(LISTED ENTRIES):
§ §

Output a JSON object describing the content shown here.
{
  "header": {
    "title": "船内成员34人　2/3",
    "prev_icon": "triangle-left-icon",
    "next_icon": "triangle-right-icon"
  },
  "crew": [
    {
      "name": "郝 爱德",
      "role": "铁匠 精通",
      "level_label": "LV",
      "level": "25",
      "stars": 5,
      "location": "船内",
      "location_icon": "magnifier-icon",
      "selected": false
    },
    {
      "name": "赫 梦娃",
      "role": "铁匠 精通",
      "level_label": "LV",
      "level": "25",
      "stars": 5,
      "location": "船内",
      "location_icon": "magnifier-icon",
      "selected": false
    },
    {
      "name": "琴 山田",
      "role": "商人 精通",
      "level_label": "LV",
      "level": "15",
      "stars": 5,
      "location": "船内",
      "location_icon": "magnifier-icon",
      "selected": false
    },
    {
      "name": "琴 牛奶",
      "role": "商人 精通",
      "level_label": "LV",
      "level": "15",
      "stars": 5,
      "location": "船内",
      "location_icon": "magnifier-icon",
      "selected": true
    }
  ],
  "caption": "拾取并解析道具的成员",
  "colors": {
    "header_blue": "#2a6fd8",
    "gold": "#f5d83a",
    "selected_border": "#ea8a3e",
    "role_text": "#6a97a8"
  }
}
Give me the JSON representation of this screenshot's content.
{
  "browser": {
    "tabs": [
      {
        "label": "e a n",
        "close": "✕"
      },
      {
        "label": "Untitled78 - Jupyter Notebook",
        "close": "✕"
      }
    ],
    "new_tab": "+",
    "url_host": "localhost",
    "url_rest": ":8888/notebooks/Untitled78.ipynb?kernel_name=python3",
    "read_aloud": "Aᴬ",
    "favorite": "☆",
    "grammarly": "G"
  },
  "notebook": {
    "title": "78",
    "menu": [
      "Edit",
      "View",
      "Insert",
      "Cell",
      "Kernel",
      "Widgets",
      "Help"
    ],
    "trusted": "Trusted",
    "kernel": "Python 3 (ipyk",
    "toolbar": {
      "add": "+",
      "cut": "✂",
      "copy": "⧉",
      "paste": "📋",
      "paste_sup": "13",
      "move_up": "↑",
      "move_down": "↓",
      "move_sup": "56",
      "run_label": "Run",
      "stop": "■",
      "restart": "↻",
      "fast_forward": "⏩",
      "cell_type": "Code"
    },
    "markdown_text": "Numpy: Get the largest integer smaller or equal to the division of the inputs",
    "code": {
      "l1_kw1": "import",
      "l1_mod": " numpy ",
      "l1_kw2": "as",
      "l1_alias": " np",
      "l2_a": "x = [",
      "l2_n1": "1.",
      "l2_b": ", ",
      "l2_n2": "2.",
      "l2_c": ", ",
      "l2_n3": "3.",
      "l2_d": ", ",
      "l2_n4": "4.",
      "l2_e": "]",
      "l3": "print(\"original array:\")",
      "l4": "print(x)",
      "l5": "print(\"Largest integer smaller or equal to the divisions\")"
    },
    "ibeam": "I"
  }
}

§ §

The records above should be restated word for word, please.

(WRITTEN REPLY):
Output a JSON object describing the content shown here.
{
  "header": {
    "title": "船内成员34人　2/3",
    "prev_icon": "triangle-left-icon",
    "next_icon": "triangle-right-icon"
  },
  "crew": [
    {
      "name": "郝 爱德",
      "role": "铁匠 精通",
      "level_label": "LV",
      "level": "25",
      "stars": 5,
      "location": "船内",
      "location_icon": "magnifier-icon",
      "selected": false
    },
    {
      "name": "赫 梦娃",
      "role": "铁匠 精通",
      "level_label": "LV",
      "level": "25",
      "stars": 5,
      "location": "船内",
      "location_icon": "magnifier-icon",
      "selected": false
    },
    {
      "name": "琴 山田",
      "role": "商人 精通",
      "level_label": "LV",
      "level": "15",
      "stars": 5,
      "location": "船内",
      "location_icon": "magnifier-icon",
      "selected": false
    },
    {
      "name": "琴 牛奶",
      "role": "商人 精通",
      "level_label": "LV",
      "level": "15",
      "stars": 5,
      "location": "船内",
      "location_icon": "magnifier-icon",
      "selected": true
    }
  ],
  "caption": "拾取并解析道具的成员",
  "colors": {
    "header_blue": "#2a6fd8",
    "gold": "#f5d83a",
    "selected_border": "#ea8a3e",
    "role_text": "#6a97a8"
  }
}
Give me the JSON representation of this screenshot's content.
{
  "browser": {
    "tabs": [
      {
        "label": "e a n",
        "close": "✕"
      },
      {
        "label": "Untitled78 - Jupyter Notebook",
        "close": "✕"
      }
    ],
    "new_tab": "+",
    "url_host": "localhost",
    "url_rest": ":8888/notebooks/Untitled78.ipynb?kernel_name=python3",
    "read_aloud": "Aᴬ",
    "favorite": "☆",
    "grammarly": "G"
  },
  "notebook": {
    "title": "78",
    "menu": [
      "Edit",
      "View",
      "Insert",
      "Cell",
      "Kernel",
      "Widgets",
      "Help"
    ],
    "trusted": "Trusted",
    "kernel": "Python 3 (ipyk",
    "toolbar": {
      "add": "+",
      "cut": "✂",
      "copy": "⧉",
      "paste": "📋",
      "paste_sup": "13",
      "move_up": "↑",
      "move_down": "↓",
      "move_sup": "56",
      "run_label": "Run",
      "stop": "■",
      "restart": "↻",
      "fast_forward": "⏩",
      "cell_type": "Code"
    },
    "markdown_text": "Numpy: Get the largest integer smaller or equal to the division of the inputs",
    "code": {
      "l1_kw1": "import",
      "l1_mod": " numpy ",
      "l1_kw2": "as",
      "l1_alias": " np",
      "l2_a": "x = [",
      "l2_n1": "1.",
      "l2_b": ", ",
      "l2_n2": "2.",
      "l2_c": ", ",
      "l2_n3": "3.",
      "l2_d": ", ",
      "l2_n4": "4.",
      "l2_e": "]",
      "l3": "print(\"original array:\")",
      "l4": "print(x)",
      "l5": "print(\"Largest integer smaller or equal to the divisions\")"
    },
    "ibeam": "I"
  }
}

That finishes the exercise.